| Data entries |
-- Start --

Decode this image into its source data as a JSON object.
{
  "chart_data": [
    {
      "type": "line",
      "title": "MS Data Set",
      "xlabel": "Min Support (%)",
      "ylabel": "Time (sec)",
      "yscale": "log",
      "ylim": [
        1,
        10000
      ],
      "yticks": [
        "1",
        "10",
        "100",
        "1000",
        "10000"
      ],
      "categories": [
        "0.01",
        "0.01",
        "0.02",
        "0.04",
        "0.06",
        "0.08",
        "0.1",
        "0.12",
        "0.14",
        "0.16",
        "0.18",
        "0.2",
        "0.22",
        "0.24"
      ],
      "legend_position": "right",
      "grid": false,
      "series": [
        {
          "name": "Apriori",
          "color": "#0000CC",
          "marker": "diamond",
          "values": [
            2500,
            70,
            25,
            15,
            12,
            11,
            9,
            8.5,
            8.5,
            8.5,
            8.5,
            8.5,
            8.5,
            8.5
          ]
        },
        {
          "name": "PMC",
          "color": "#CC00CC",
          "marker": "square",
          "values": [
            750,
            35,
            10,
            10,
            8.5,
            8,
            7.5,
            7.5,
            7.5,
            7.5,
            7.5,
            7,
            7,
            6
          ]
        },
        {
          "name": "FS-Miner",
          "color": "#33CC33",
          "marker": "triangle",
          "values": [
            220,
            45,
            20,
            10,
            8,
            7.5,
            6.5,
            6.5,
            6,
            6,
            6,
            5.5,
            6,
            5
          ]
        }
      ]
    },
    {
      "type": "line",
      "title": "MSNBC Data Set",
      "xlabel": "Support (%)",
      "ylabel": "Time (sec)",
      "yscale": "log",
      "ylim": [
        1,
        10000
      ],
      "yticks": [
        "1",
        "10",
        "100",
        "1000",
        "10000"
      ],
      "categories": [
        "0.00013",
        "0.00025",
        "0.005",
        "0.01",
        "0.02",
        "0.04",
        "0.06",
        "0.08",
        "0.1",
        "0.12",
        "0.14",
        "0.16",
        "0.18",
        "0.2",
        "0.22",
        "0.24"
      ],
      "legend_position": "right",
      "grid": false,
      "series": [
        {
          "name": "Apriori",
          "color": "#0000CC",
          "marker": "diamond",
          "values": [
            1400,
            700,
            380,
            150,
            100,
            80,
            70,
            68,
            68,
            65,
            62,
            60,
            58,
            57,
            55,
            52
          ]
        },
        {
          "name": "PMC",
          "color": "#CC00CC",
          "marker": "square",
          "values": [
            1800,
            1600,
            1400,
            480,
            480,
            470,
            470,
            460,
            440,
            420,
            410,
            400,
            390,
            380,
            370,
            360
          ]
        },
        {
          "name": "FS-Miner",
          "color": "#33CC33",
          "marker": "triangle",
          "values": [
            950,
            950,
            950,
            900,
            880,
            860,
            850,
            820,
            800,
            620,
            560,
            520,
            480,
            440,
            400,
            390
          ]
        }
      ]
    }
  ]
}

-- End --

Write out the entire listing exactly.

Decode this image into its source data as a JSON object.
{
  "chart_data": [
    {
      "type": "line",
      "title": "MS Data Set",
      "xlabel": "Min Support (%)",
      "ylabel": "Time (sec)",
      "yscale": "log",
      "ylim": [
        1,
        10000
      ],
      "yticks": [
        "1",
        "10",
        "100",
        "1000",
        "10000"
      ],
      "categories": [
        "0.01",
        "0.01",
        "0.02",
        "0.04",
        "0.06",
        "0.08",
        "0.1",
        "0.12",
        "0.14",
        "0.16",
        "0.18",
        "0.2",
        "0.22",
        "0.24"
      ],
      "legend_position": "right",
      "grid": false,
      "series": [
        {
          "name": "Apriori",
          "color": "#0000CC",
          "marker": "diamond",
          "values": [
            2500,
            70,
            25,
            15,
            12,
            11,
            9,
            8.5,
            8.5,
            8.5,
            8.5,
            8.5,
            8.5,
            8.5
          ]
        },
        {
          "name": "PMC",
          "color": "#CC00CC",
          "marker": "square",
          "values": [
            750,
            35,
            10,
            10,
            8.5,
            8,
            7.5,
            7.5,
            7.5,
            7.5,
            7.5,
            7,
            7,
            6
          ]
        },
        {
          "name": "FS-Miner",
          "color": "#33CC33",
          "marker": "triangle",
          "values": [
            220,
            45,
            20,
            10,
            8,
            7.5,
            6.5,
            6.5,
            6,
            6,
            6,
            5.5,
            6,
            5
          ]
        }
      ]
    },
    {
      "type": "line",
      "title": "MSNBC Data Set",
      "xlabel": "Support (%)",
      "ylabel": "Time (sec)",
      "yscale": "log",
      "ylim": [
        1,
        10000
      ],
      "yticks": [
        "1",
        "10",
        "100",
        "1000",
        "10000"
      ],
      "categories": [
        "0.00013",
        "0.00025",
        "0.005",
        "0.01",
        "0.02",
        "0.04",
        "0.06",
        "0.08",
        "0.1",
        "0.12",
        "0.14",
        "0.16",
        "0.18",
        "0.2",
        "0.22",
        "0.24"
      ],
      "legend_position": "right",
      "grid": false,
      "series": [
        {
          "name": "Apriori",
          "color": "#0000CC",
          "marker": "diamond",
          "values": [
            1400,
            700,
            380,
            150,
            100,
            80,
            70,
            68,
            68,
            65,
            62,
            60,
            58,
            57,
            55,
            52
          ]
        },
        {
          "name": "PMC",
          "color": "#CC00CC",
          "marker": "square",
          "values": [
            1800,
            1600,
            1400,
            480,
            480,
            470,
            470,
            460,
            440,
            420,
            410,
            400,
            390,
            380,
            370,
            360
          ]
        },
        {
          "name": "FS-Miner",
          "color": "#33CC33",
          "marker": "triangle",
          "values": [
            950,
            950,
            950,
            900,
            880,
            860,
            850,
            820,
            800,
            620,
            560,
            520,
            480,
            440,
            400,
            390
          ]
        }
      ]
    }
  ]
}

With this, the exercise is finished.